Restate, word for word, every line of the data.

Records from a dataset
-- -- --

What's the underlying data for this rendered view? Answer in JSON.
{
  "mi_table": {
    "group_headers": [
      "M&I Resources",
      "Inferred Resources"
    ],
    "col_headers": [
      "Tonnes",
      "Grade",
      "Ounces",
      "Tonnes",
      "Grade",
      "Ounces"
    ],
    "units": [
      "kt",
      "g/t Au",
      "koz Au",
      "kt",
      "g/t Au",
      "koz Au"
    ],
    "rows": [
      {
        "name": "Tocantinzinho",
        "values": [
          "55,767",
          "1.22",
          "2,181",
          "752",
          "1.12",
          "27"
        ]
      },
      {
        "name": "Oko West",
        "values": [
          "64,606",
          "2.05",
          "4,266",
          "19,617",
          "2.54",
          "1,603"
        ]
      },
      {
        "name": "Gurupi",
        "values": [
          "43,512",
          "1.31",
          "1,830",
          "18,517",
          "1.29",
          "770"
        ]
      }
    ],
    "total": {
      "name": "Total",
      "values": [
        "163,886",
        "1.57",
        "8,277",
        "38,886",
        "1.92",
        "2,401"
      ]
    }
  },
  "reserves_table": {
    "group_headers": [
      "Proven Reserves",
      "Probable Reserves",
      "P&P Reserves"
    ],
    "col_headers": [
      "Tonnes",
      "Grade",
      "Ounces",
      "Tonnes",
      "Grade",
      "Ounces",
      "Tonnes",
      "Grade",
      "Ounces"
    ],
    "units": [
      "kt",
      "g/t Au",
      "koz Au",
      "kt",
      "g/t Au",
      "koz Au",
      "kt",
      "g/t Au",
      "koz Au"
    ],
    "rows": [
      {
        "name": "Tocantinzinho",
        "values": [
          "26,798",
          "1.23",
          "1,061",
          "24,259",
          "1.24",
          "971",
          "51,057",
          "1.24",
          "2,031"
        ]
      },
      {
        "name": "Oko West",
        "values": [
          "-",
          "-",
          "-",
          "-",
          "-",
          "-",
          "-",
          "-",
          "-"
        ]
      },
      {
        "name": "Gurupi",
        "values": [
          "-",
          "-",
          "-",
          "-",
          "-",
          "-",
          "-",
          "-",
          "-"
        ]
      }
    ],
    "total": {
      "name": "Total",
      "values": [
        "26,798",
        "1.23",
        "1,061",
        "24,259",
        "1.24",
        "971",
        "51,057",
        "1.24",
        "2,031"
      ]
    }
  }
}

-- -- --

◆ Answer to the task
What's the underlying data for this rendered view? Answer in JSON.
{
  "mi_table": {
    "group_headers": [
      "M&I Resources",
      "Inferred Resources"
    ],
    "col_headers": [
      "Tonnes",
      "Grade",
      "Ounces",
      "Tonnes",
      "Grade",
      "Ounces"
    ],
    "units": [
      "kt",
      "g/t Au",
      "koz Au",
      "kt",
      "g/t Au",
      "koz Au"
    ],
    "rows": [
      {
        "name": "Tocantinzinho",
        "values": [
          "55,767",
          "1.22",
          "2,181",
          "752",
          "1.12",
          "27"
        ]
      },
      {
        "name": "Oko West",
        "values": [
          "64,606",
          "2.05",
          "4,266",
          "19,617",
          "2.54",
          "1,603"
        ]
      },
      {
        "name": "Gurupi",
        "values": [
          "43,512",
          "1.31",
          "1,830",
          "18,517",
          "1.29",
          "770"
        ]
      }
    ],
    "total": {
      "name": "Total",
      "values": [
        "163,886",
        "1.57",
        "8,277",
        "38,886",
        "1.92",
        "2,401"
      ]
    }
  },
  "reserves_table": {
    "group_headers": [
      "Proven Reserves",
      "Probable Reserves",
      "P&P Reserves"
    ],
    "col_headers": [
      "Tonnes",
      "Grade",
      "Ounces",
      "Tonnes",
      "Grade",
      "Ounces",
      "Tonnes",
      "Grade",
      "Ounces"
    ],
    "units": [
      "kt",
      "g/t Au",
      "koz Au",
      "kt",
      "g/t Au",
      "koz Au",
      "kt",
      "g/t Au",
      "koz Au"
    ],
    "rows": [
      {
        "name": "Tocantinzinho",
        "values": [
          "26,798",
          "1.23",
          "1,061",
          "24,259",
          "1.24",
          "971",
          "51,057",
          "1.24",
          "2,031"
        ]
      },
      {
        "name": "Oko West",
        "values": [
          "-",
          "-",
          "-",
          "-",
          "-",
          "-",
          "-",
          "-",
          "-"
        ]
      },
      {
        "name": "Gurupi",
        "values": [
          "-",
          "-",
          "-",
          "-",
          "-",
          "-",
          "-",
          "-",
          "-"
        ]
      }
    ],
    "total": {
      "name": "Total",
      "values": [
        "26,798",
        "1.23",
        "1,061",
        "24,259",
        "1.24",
        "971",
        "51,057",
        "1.24",
        "2,031"
      ]
    }
  }
}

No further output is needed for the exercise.